# Set exercise
From the data that follows, report how many lines hold the string "saturation", giving only the number.
++++ Data for this task
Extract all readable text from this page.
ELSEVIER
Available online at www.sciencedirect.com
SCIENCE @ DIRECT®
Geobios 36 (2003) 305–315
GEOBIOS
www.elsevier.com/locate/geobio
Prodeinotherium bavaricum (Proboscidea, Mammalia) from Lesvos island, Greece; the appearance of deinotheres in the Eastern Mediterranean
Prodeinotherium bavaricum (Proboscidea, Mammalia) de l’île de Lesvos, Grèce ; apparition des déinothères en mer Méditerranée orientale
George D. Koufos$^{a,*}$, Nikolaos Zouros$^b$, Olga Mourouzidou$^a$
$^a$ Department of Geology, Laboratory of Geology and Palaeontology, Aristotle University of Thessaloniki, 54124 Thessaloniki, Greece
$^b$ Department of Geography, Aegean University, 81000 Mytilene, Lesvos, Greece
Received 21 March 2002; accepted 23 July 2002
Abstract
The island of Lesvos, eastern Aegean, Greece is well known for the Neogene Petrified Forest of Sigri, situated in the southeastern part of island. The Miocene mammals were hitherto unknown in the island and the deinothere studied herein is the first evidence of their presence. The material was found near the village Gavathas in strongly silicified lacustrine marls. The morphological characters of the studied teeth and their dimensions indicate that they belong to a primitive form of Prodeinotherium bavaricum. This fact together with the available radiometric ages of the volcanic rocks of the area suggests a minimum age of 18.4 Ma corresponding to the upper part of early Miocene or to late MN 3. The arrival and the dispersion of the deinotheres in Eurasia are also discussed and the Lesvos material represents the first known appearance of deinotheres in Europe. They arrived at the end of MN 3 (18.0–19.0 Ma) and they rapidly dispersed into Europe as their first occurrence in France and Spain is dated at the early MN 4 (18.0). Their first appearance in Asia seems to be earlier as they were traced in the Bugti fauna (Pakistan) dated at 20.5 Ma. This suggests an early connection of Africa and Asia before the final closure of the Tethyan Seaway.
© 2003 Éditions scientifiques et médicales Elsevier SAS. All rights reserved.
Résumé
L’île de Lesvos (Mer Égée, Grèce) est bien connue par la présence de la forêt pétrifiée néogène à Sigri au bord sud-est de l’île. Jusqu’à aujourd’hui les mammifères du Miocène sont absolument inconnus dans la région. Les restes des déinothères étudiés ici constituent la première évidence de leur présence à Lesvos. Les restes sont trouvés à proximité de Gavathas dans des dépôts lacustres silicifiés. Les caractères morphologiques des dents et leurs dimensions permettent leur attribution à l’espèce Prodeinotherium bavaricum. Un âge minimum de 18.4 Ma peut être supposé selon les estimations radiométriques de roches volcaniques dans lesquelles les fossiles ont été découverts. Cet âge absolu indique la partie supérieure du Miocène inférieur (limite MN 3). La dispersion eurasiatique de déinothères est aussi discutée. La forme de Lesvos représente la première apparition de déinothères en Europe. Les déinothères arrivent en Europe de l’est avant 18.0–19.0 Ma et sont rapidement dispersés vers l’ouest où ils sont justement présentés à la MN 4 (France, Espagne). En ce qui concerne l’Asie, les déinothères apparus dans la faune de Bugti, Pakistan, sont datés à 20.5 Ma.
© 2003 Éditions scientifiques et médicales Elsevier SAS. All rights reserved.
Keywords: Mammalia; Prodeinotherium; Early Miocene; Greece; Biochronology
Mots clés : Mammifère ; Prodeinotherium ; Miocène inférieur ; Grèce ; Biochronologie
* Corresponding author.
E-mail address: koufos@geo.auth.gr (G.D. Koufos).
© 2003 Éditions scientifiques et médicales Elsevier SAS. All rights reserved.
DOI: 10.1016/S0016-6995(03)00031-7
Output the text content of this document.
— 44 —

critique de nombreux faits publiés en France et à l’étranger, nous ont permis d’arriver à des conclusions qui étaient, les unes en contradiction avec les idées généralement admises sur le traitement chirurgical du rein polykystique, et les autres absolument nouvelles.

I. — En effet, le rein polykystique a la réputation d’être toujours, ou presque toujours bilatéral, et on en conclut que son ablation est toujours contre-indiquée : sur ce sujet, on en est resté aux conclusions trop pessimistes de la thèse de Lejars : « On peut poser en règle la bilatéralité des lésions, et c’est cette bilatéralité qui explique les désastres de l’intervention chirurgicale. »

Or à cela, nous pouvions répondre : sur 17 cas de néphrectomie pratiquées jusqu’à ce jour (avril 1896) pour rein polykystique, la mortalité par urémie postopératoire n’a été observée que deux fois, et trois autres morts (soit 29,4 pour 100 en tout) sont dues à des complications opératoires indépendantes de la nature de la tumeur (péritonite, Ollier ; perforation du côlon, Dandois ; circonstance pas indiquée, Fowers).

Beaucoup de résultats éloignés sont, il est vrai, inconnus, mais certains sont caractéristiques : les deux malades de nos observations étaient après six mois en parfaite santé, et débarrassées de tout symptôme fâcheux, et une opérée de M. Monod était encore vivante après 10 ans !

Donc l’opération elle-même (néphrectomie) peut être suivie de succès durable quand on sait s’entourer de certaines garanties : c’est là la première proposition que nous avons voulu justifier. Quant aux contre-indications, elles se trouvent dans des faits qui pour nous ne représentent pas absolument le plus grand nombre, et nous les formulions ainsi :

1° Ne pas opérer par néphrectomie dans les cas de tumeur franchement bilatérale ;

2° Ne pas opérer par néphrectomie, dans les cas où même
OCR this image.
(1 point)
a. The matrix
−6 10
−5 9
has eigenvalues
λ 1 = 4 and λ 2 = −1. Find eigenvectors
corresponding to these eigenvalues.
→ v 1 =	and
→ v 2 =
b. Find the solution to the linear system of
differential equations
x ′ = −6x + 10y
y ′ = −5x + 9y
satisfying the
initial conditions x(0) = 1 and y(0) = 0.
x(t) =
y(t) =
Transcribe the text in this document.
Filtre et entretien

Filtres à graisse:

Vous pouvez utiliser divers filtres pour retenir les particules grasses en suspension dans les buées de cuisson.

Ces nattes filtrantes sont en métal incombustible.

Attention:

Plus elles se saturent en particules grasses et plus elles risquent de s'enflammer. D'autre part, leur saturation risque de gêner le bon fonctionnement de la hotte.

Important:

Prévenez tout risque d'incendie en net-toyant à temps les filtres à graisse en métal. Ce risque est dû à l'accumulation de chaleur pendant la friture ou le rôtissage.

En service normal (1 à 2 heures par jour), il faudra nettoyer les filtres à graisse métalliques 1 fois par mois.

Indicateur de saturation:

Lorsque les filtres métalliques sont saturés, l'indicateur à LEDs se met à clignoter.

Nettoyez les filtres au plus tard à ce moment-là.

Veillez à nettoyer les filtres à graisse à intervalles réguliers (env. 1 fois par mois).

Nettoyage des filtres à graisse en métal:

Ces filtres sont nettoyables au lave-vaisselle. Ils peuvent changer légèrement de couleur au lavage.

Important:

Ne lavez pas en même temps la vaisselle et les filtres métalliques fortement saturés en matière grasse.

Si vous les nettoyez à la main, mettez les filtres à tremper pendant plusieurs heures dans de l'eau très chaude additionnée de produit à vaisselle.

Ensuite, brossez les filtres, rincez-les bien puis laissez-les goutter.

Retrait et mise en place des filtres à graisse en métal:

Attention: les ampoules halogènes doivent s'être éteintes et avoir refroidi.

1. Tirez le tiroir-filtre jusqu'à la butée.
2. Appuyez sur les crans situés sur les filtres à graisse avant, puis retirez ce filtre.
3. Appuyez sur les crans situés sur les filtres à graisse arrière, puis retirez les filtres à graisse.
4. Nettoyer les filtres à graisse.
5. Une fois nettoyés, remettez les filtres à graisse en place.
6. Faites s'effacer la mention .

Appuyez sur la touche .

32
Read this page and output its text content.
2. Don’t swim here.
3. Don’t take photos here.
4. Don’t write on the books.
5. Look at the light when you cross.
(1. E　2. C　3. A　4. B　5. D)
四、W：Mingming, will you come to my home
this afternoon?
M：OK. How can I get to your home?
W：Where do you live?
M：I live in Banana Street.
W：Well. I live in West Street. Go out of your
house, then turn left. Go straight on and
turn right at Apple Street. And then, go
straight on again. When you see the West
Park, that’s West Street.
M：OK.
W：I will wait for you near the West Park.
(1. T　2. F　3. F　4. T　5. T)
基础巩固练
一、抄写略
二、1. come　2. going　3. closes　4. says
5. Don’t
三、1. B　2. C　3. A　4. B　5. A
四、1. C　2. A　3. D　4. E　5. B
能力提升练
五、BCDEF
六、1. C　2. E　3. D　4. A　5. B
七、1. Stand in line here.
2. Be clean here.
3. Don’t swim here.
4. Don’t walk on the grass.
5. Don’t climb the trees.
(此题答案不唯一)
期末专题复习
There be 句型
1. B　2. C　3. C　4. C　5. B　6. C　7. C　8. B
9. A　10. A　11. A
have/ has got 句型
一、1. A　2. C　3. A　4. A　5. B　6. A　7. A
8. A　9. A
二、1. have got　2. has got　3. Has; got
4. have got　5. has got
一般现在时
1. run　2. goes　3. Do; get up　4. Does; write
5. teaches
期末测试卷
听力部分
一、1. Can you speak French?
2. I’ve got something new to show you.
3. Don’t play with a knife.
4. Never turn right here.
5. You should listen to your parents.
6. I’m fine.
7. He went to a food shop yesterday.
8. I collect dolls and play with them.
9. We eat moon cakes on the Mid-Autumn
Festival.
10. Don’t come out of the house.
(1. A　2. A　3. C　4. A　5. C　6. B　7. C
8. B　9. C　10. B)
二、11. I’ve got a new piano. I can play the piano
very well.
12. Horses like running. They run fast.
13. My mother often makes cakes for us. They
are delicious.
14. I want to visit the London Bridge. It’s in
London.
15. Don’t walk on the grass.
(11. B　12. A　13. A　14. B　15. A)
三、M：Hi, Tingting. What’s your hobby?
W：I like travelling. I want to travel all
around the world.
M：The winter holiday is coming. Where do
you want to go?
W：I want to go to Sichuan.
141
++++++++
# Exercise answer
2